**BEREITGESTELLTER TEXT:**
......
4. Für die neue Hauptverhandlung weist der Senat darauf hin, dass die mit den Verfahrensrügen geltend gemachten Umstände eine rechtswidrige Erlangung von Beweismitteln nicht begründen. Beweisverwertungsverbote scheiden damit von vornherein aus (vgl. dazu BVerfG NJW 2005, 1917, 1923; BGH NJW 2005, 1060; BGHR StPO § 105 Abs. 1 Durchsuchung 4).
a) Die ermittelnde Staatsanwältin wurde am Tag der vorläufigen Festnahme der Zeugin S gegen 16.15 Uhr von deren polizeilicher Aussage unterrichtet, dass sich ca. 50 g Heroin des „J” in der Wohnung der Angeklagten K befinden müssten, da diese Menge gegen 19.00 Uhr von einem „Jo” abgeholt werden sollte. „Bei sofortiger Rücksprache mit der Ermittlungsrichterin erklärte diese, dass sie ohne Akte keinen Durchsuchungsbeschluss erlassen kann. Vor dem Hintergrund, dass der Zugriff in Kürze erfolgen musste, wurde Durchsuchung wegen Gefahr in Verzug angeordnet.”
......
**DATENZEILEN:**
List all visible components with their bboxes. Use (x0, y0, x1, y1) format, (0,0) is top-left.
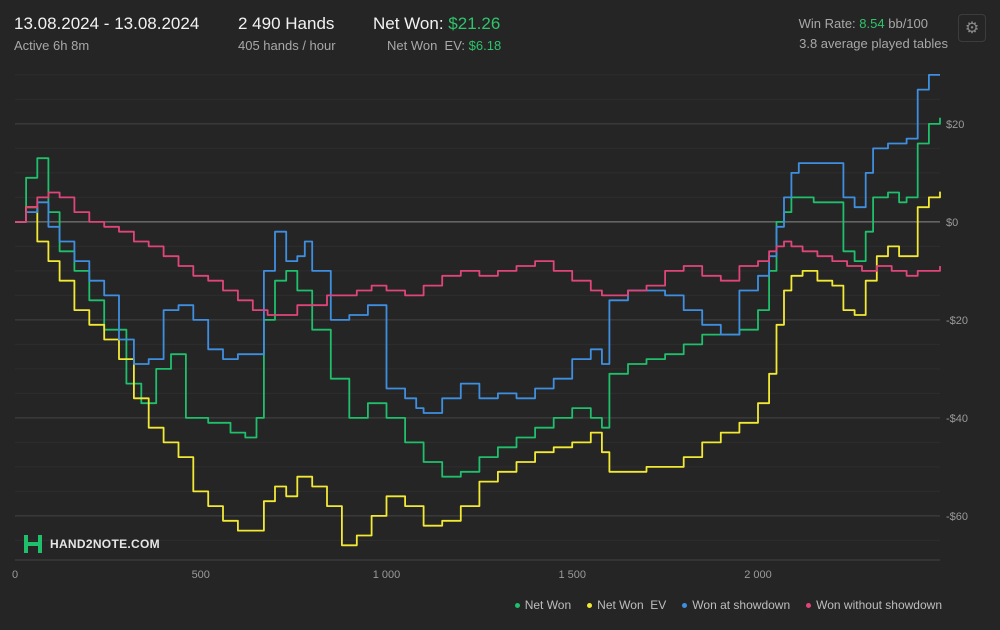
......
**ARBEITSAUFTRAG:** Wiederhole bitte aus dem Text zur Durchsuchung wegen Gefahr in Verzug wörtlich die Stelle von „4. Für die neue“ bis „1 Durchsuchung 4).“.

**ANTWORT:**
4. Für die neue Hauptverhandlung weist der Senat darauf hin, dass die mit den Verfahrensrügen geltend gemachten Umstände eine rechtswidrige Erlangung von Beweismitteln nicht begründen. Beweisverwertungsverbote scheiden damit von vornherein aus (vgl. dazu BVerfG NJW 2005, 1917, 1923; BGH NJW 2005, 1060; BGHR StPO § 105 Abs. 1 Durchsuchung 4).